Pick out the lines below that include the string "this".
## START
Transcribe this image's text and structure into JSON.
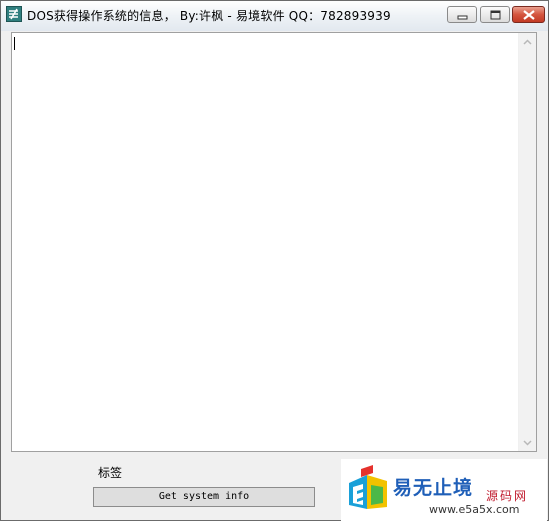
{
  "window": {
    "title": "DOS获得操作系统的信息，   By:许枫 - 易境软件    QQ：782893939"
  },
  "titlebar": {
    "controls": [
      "minimize",
      "maximize",
      "close"
    ]
  },
  "form": {
    "label": "标签",
    "button_label": "Get system info"
  },
  "watermark": {
    "brand_cn": "易无止境",
    "brand_sub": "源码网",
    "url": "www.e5a5x.com"
  },
  "colors": {
    "close_button": "#c8442f",
    "accent_blue": "#1f5fb8",
    "accent_red": "#c01b2e"
  },
  "icons": [
    "app-icon",
    "minimize-icon",
    "maximize-icon",
    "close-icon",
    "scroll-up-icon",
    "scroll-down-icon",
    "e5a5x-logo"
  ]
}
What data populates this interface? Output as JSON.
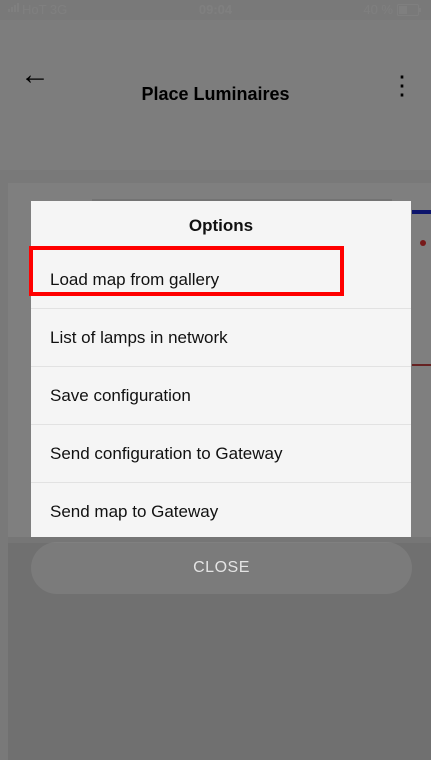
## END
[Expected answer]:
Transcribe this image's text and structure into JSON.
What data populates this interface? Output as JSON.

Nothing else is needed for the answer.